### WORK REQUIRED
Seek out every line containing the word "bien", and copy each.

### DATASET EXCERPTS
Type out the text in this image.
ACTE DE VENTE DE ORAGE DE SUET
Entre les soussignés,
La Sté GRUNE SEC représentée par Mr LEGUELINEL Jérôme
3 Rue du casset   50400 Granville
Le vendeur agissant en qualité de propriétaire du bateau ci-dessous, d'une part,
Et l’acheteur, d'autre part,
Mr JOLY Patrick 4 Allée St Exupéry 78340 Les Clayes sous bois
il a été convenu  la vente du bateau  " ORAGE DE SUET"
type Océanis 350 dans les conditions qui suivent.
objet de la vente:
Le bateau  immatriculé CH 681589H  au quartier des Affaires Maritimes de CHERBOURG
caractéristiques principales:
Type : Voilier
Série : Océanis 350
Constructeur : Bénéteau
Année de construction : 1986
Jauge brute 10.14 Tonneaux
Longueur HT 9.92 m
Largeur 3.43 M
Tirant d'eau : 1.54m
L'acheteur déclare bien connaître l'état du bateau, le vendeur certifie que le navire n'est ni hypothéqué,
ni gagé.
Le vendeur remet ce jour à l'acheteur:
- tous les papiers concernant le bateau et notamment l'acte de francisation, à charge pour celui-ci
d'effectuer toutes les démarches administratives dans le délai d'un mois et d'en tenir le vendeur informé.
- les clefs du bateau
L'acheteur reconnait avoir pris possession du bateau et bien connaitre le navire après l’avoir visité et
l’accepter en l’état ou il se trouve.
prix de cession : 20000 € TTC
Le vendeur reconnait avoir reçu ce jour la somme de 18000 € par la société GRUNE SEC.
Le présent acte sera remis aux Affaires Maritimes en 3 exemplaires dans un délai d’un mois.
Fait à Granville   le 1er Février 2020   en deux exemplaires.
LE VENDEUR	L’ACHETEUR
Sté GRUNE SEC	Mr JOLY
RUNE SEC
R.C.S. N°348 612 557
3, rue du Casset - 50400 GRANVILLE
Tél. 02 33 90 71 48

### TASK SOLUTION
L'acheteur déclare bien connaître l'état du bateau, le vendeur certifie que le navire n'est ni hypothéqué,
L'acheteur reconnait avoir pris possession du bateau et bien connaitre le navire après l’avoir visité et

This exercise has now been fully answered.